Exercise aim: Narrow the data below down to the lines containing "this".

Dataset items:
============
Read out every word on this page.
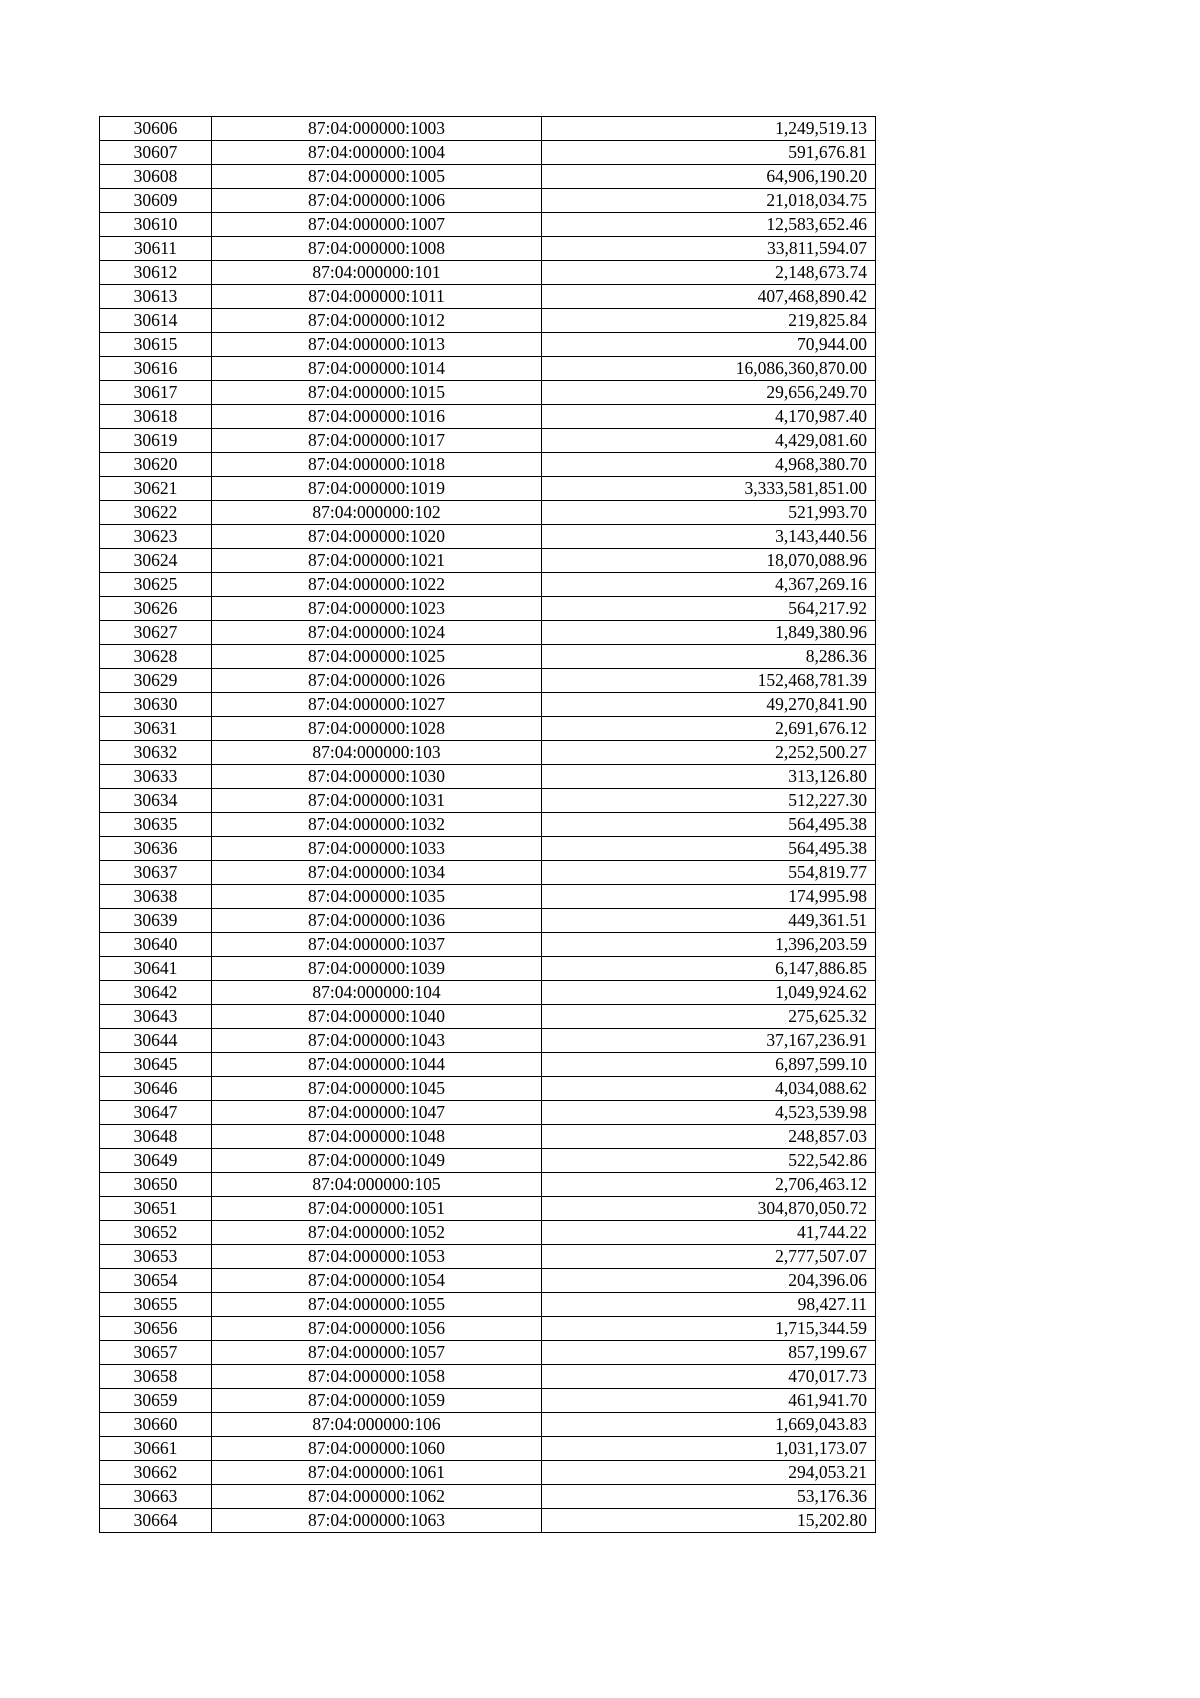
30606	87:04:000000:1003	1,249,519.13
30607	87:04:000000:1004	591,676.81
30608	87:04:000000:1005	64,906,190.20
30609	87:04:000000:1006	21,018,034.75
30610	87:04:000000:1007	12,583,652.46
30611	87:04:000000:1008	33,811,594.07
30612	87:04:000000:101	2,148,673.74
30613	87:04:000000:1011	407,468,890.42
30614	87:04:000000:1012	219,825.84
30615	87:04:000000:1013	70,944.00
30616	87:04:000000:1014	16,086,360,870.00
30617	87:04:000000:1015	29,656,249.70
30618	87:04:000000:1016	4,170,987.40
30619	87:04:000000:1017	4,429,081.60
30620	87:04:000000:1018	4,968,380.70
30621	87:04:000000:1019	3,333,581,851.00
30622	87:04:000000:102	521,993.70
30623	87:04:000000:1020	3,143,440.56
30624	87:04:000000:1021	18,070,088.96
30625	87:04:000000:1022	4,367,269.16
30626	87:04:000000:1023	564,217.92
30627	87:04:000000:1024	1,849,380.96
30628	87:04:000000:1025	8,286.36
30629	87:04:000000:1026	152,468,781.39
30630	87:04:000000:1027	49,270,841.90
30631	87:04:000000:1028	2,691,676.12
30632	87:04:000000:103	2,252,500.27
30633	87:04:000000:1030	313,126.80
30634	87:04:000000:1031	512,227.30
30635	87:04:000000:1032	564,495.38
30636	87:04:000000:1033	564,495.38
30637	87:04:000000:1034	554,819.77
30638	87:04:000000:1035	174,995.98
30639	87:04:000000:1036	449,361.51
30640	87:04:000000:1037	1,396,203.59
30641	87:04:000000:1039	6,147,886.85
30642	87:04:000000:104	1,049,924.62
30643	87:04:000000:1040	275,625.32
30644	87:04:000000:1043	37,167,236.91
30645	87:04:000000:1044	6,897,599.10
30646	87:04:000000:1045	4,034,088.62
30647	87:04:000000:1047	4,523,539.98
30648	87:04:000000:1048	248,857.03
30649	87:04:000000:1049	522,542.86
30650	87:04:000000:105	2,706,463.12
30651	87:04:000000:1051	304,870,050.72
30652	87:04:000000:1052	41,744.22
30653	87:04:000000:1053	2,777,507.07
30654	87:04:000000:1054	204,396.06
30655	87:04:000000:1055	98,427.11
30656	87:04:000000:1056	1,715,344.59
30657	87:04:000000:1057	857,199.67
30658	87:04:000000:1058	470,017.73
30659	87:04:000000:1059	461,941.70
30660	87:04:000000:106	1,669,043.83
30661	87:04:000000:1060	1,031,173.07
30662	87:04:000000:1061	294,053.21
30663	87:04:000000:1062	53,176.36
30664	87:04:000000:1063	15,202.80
============
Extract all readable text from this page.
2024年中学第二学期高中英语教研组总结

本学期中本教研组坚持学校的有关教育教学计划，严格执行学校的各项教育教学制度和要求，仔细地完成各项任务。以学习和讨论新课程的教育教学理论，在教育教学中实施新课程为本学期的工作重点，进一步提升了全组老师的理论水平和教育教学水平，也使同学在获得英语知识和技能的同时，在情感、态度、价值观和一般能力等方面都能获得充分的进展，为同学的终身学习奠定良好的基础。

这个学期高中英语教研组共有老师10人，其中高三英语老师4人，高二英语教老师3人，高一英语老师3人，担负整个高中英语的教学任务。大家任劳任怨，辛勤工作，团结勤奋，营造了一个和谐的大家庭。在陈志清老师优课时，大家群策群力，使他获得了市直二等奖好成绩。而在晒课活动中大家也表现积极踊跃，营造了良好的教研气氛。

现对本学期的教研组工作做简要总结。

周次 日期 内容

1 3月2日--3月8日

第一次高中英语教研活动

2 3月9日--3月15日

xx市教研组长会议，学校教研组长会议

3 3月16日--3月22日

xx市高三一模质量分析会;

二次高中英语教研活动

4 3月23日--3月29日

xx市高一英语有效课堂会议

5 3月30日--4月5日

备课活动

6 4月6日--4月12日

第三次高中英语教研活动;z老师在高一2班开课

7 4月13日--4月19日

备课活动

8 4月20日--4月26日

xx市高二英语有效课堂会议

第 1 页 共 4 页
============
Result of the exercise:
Read out every word on this page.
Extract all readable text from this page.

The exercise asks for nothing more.